Rows from a dataset
******************************

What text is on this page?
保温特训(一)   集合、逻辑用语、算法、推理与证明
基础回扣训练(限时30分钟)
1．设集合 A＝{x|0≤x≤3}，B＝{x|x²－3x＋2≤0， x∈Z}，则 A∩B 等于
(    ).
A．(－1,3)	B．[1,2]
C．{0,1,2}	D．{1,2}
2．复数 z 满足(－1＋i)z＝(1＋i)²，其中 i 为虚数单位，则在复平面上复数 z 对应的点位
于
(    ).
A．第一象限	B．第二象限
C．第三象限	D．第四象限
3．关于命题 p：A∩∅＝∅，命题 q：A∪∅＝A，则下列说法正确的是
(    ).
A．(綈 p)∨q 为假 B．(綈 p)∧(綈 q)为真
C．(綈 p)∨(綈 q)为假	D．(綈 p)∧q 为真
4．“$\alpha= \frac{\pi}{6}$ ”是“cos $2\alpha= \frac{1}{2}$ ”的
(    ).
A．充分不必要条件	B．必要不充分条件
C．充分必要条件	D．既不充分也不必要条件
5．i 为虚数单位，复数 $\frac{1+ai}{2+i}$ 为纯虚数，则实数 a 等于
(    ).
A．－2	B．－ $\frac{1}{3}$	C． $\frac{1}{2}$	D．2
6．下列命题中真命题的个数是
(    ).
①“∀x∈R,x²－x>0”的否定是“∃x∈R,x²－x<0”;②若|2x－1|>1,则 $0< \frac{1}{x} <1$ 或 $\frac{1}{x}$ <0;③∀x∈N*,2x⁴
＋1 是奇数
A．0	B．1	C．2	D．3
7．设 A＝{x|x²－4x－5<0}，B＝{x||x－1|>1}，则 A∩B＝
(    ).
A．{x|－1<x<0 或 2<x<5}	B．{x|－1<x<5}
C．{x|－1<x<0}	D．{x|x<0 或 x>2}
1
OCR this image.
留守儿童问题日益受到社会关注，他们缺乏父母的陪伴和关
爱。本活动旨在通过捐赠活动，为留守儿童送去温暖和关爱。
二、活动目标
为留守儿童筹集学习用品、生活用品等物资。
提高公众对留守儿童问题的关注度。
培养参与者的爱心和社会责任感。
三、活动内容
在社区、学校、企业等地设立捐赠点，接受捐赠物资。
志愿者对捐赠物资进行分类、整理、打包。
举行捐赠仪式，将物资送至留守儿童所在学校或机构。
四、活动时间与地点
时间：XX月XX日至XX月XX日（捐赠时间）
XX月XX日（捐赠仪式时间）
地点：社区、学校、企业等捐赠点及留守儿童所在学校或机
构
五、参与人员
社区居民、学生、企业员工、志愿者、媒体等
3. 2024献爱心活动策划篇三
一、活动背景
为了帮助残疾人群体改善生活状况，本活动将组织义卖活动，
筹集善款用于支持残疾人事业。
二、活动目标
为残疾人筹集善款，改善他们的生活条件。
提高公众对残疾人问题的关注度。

******************************

» PROBLEM: Write the data from above out again, exactly.

» RESPONSE TO THE TASK:
What text is on this page?
保温特训(一)   集合、逻辑用语、算法、推理与证明
基础回扣训练(限时30分钟)
1．设集合 A＝{x|0≤x≤3}，B＝{x|x²－3x＋2≤0， x∈Z}，则 A∩B 等于
(    ).
A．(－1,3)	B．[1,2]
C．{0,1,2}	D．{1,2}
2．复数 z 满足(－1＋i)z＝(1＋i)²，其中 i 为虚数单位，则在复平面上复数 z 对应的点位
于
(    ).
A．第一象限	B．第二象限
C．第三象限	D．第四象限
3．关于命题 p：A∩∅＝∅，命题 q：A∪∅＝A，则下列说法正确的是
(    ).
A．(綈 p)∨q 为假 B．(綈 p)∧(綈 q)为真
C．(綈 p)∨(綈 q)为假	D．(綈 p)∧q 为真
4．“$\alpha= \frac{\pi}{6}$ ”是“cos $2\alpha= \frac{1}{2}$ ”的
(    ).
A．充分不必要条件	B．必要不充分条件
C．充分必要条件	D．既不充分也不必要条件
5．i 为虚数单位，复数 $\frac{1+ai}{2+i}$ 为纯虚数，则实数 a 等于
(    ).
A．－2	B．－ $\frac{1}{3}$	C． $\frac{1}{2}$	D．2
6．下列命题中真命题的个数是
(    ).
①“∀x∈R,x²－x>0”的否定是“∃x∈R,x²－x<0”;②若|2x－1|>1,则 $0< \frac{1}{x} <1$ 或 $\frac{1}{x}$ <0;③∀x∈N*,2x⁴
＋1 是奇数
A．0	B．1	C．2	D．3
7．设 A＝{x|x²－4x－5<0}，B＝{x||x－1|>1}，则 A∩B＝
(    ).
A．{x|－1<x<0 或 2<x<5}	B．{x|－1<x<5}
C．{x|－1<x<0}	D．{x|x<0 或 x>2}
1
OCR this image.
留守儿童问题日益受到社会关注，他们缺乏父母的陪伴和关
爱。本活动旨在通过捐赠活动，为留守儿童送去温暖和关爱。
二、活动目标
为留守儿童筹集学习用品、生活用品等物资。
提高公众对留守儿童问题的关注度。
培养参与者的爱心和社会责任感。
三、活动内容
在社区、学校、企业等地设立捐赠点，接受捐赠物资。
志愿者对捐赠物资进行分类、整理、打包。
举行捐赠仪式，将物资送至留守儿童所在学校或机构。
四、活动时间与地点
时间：XX月XX日至XX月XX日（捐赠时间）
XX月XX日（捐赠仪式时间）
地点：社区、学校、企业等捐赠点及留守儿童所在学校或机
构
五、参与人员
社区居民、学生、企业员工、志愿者、媒体等
3. 2024献爱心活动策划篇三
一、活动背景
为了帮助残疾人群体改善生活状况，本活动将组织义卖活动，
筹集善款用于支持残疾人事业。
二、活动目标
为残疾人筹集善款，改善他们的生活条件。
提高公众对残疾人问题的关注度。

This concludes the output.